* Aufgabe 1: Wie lang ist die Betuweroute laut dem Text über den Schienengüterverkehr?
* Aufgabe 2: Setze den Text über den Schienengüterverkehr bitte nach seinem letzten Satz fort.

* Vorliegender Text:
________

Details nennt die neue Infrastrukturministerin Leonore Gewessler auf Nachfrage noch nicht. Unter Experten und in der Branche gibt es durchaus Zweifel, dass es gelingen wird, gleichzeitig Güter- und Personenverkehr auf der Schiene anzukurbeln. „Wenn Bahnfahren mit dem geplanten 1-2-3-Ticket für ganz Österreich tatsächlich superattraktiv wird, dann reichen die Trassen nicht aus“, sagt Sebastian Kummer, Leiter des Instituts für Transportwesen und Logistik an der WU Wien. Schon jetzt könnten Güterzüge oft nur noch in der Nacht fahren, weil tagsüber Slots fehlten.
Sollte die Politik tatsächlich eine Verlagerung von der Straße auf die Schiene wollen, müsse sie europaweit „richtig viel Geld in die Hand nehmen“, sagt Kummer. Hauptachsen wie Wien–Salzburg müssten durchgehend viergleisig oder eigene Gütertrassen gebaut werden, wie die 160 Kilometer lange Betuweroute
vom Hafen Rotterdam an die deutsch-niederländische Grenze.
Gunther Pitterka, Gründer und Chef der Salzburger EisenbahnTransportLogistik (SETG) sieht neben Nadelöhren an bestimmten Knotenpunkten noch andere Probleme: den Mangel an Lokführern und deren komplizierte Ausbildung, die unterschiedliche Signaltechnik und Spurbreite und die verschiedenen Zulassungsregeln für Wagenmaterial. Das alles mache Güterzüge im Vergleich zum Lkw teuer und langsam.
Ein Einfrieren der Schienenmaut würde er begrüßen, „so wie jede Maßnahme, die dem Güterverkehr hilft“, sagt Pitterka. Förderungen, wie im Koalitionspakt vorgesehen allein genügten nicht. „Davon können wir uns nichts kaufen.“Der Praktiker fordert ein einheitliches Ausbildungsprogramm und eine bürokratische Entrümpelung in Europa. So etwa brauche es in der – verglichen mit Kanada oder den USA kleinen – EU nicht 40 Eisenbahnbehörden, es sollte eine reichen.
Die auf Holztransporte spezialiserte SETG wächst derzeit kräftig und profitiert vom Rückzug schwerfälliger und teurer Staatsbahnen aus dem Flächengeschäft. Die Deutsche Bahn macht keinen Einzelwagenverkehr mehr, bei den ÖBB macht er noch 40 Prozent aus. Mittelständler wie er könnten schneller reagieren und günstiger anbieten, sagt Pitterka. Vorigen Herbst hat auch der Bauindustrielle und Westbahn-Haupteigentümer Hans Peter Haselsteiner angekündigt, ins Güterverkehrgeschäft einzusteigen – mit einem früheren Manager der ÖBB Rail Cargo.

________

[Daten zur Erkennung des Dokumentlayouts]
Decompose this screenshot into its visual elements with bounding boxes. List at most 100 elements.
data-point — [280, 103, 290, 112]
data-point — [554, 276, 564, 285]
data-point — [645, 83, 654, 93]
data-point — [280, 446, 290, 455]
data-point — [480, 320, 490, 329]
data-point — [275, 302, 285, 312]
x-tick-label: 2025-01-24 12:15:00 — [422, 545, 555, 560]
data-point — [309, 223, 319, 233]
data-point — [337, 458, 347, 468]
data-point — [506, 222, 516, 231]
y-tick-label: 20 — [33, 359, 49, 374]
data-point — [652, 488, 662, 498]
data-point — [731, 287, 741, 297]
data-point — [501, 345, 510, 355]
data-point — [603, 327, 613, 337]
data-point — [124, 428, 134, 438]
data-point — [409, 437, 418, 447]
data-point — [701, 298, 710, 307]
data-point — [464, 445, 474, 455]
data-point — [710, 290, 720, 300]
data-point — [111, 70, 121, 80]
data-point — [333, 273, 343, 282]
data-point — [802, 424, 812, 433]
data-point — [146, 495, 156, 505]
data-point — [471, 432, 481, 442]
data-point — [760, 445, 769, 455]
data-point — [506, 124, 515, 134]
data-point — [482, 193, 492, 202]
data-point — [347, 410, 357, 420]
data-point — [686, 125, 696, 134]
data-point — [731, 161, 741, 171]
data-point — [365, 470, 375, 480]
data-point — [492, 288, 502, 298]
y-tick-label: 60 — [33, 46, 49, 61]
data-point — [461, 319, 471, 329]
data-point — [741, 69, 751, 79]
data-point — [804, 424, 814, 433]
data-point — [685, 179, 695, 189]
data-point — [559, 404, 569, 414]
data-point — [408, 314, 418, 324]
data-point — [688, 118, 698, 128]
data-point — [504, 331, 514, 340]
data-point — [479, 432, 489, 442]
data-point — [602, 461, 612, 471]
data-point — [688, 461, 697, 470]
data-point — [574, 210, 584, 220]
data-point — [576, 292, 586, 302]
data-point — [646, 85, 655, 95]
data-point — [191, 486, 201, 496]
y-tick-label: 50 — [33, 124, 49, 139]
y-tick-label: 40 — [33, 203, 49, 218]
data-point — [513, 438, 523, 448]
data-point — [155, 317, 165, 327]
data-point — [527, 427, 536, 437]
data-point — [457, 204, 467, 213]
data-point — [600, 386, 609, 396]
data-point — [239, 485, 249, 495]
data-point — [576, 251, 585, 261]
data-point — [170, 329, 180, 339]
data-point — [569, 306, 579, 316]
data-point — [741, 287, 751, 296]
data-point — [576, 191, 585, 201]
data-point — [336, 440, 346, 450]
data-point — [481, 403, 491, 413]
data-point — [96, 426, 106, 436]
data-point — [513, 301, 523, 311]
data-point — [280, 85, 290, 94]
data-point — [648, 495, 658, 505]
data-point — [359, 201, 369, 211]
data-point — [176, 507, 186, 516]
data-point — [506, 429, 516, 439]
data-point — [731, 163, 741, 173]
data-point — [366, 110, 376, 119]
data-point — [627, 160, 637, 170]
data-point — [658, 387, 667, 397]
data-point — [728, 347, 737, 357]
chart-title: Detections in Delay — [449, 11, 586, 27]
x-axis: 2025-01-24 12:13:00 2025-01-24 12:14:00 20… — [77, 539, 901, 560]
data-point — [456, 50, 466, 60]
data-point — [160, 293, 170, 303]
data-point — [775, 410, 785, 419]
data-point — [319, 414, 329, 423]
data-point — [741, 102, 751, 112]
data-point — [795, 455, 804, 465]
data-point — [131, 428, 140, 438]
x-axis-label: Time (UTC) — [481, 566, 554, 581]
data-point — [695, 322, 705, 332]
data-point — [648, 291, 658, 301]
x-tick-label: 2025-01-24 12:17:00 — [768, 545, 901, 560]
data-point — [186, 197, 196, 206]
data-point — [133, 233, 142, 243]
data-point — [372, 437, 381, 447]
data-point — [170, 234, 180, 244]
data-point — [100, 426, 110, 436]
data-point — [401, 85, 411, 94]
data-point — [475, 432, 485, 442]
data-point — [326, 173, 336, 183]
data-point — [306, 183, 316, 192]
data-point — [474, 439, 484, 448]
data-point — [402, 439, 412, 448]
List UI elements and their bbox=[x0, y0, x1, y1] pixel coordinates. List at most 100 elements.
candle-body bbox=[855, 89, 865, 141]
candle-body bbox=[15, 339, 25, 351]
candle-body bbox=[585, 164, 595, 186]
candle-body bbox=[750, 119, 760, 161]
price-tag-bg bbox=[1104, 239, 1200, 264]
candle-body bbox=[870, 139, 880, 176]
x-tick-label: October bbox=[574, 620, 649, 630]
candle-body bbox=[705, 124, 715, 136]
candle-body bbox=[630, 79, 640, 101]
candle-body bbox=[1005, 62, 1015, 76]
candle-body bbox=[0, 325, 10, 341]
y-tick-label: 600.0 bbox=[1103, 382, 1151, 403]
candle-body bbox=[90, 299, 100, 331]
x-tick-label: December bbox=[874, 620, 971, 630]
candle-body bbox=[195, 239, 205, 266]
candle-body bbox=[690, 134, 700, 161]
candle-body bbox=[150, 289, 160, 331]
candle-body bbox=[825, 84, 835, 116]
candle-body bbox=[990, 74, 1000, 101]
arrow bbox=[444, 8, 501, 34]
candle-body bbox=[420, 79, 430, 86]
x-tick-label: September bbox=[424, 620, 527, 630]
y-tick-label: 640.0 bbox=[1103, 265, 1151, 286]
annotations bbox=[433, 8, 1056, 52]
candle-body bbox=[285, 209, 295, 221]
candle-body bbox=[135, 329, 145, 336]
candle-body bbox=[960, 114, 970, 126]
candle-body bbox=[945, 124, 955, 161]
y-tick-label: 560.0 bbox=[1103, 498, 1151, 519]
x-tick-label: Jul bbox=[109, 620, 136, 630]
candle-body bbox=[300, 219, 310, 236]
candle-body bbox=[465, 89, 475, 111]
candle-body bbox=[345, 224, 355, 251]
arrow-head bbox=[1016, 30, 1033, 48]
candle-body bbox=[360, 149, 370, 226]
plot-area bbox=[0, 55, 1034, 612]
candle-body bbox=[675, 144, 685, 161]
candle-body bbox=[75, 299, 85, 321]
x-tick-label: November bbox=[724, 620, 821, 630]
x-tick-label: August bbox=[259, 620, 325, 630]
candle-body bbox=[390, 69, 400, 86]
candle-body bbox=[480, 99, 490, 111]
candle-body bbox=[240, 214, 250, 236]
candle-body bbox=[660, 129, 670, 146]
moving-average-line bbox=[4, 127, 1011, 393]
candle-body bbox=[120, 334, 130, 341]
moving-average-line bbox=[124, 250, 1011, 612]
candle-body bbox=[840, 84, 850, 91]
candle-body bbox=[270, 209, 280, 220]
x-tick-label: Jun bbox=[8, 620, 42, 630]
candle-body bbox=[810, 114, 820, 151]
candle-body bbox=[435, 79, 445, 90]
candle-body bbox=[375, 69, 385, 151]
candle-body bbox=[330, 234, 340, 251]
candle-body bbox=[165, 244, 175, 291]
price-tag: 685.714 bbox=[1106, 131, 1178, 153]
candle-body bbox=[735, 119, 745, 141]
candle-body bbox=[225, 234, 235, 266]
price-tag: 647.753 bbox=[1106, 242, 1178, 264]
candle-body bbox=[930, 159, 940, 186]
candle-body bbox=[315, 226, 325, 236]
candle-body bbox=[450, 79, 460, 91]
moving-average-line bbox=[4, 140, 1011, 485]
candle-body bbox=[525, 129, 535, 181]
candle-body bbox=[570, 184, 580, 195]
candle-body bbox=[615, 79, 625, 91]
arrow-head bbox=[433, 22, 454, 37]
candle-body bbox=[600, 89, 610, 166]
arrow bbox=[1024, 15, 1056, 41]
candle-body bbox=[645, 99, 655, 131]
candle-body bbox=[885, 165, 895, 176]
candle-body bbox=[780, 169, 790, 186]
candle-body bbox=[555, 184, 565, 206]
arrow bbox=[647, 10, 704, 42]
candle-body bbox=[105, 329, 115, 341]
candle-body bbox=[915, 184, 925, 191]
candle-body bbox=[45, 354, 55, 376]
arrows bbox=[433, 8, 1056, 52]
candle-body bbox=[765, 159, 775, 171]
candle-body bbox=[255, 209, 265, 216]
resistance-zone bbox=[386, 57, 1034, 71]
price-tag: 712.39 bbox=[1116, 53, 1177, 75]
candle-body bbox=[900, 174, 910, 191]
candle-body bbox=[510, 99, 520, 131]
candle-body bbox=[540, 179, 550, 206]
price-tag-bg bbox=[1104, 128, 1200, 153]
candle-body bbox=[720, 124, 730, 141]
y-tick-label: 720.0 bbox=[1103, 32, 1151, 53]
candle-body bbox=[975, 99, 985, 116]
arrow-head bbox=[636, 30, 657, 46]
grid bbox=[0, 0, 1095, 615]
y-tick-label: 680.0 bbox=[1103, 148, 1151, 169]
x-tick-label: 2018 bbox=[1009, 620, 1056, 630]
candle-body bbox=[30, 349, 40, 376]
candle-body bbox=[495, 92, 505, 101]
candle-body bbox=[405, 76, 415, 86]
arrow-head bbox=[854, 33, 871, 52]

________

* Antwort 1: 160 Kilometer.

* Antwort 2:
Kummer bleibt skeptisch, dass es gelingen wird, den Lkw-Verkehr rasch zurückzudrängen. Bahntransporte eigenen sich für bestimmte Güter und sind wegen der hohen Infrastruktur- und Handlingkosten unter einer bestimmten Distanz einfach zu teuer. ÖBB-Chef Andreas Matthä gibt in der Regel 500 Kilometer als Untergrenze für Gütertransporte an, um gegenüber dem Lkw-Transit wettbewerbsfähig zu sein. Man setze aber alles daran, den Schienengüterverkehr zum „logistischen Rückgrat des 21. Jahrhunderts“zu machen, heißt es bei den ÖBB.
Die Rail Cargo ist nach wie vor klarer Platzhirsch in Österreich. Der Marktanteil der Rail Cargo ist jedoch von 2014 bis 2018 von knapp 74 auf unter 68 Prozent gesunken. Rund 40 Unternehmen tummeln sich mittlerweile in dem Bereich.
Österreich gilt im Europavergleich mit 30 Prozent Gütertransport auf der Schiene (EU-Durchschnitt: 18 Prozent) als Vorzeigeland. Nur in der Schweiz ist der
Bahnanteil beim Gütertransport höher. Doch auch hier verliert die Bahn. Von 2014 bis 2018 hat das Transportaufkommen auf der Straße um 13,7 Prozent zugelegt, auf der Schiene um ein Prozent verloren.
Wobei in der Verkehrsstatistik nicht alle Lkw-Fahrten erfasst seien, so Kummer – schon gar nicht ausländische. Zudem schlage sich der Mehrverkehr durch den Onlinehandel statistisch nicht genügend nieder. Nach seiner Rechnung liegt der Bahnanteil heute in Österreich eher bei 25 Prozent. Die Politik sollte den Lkw-Verkehr nicht nur verteuern, sondern versuchen, ihn effizienter und sauberer zu machen.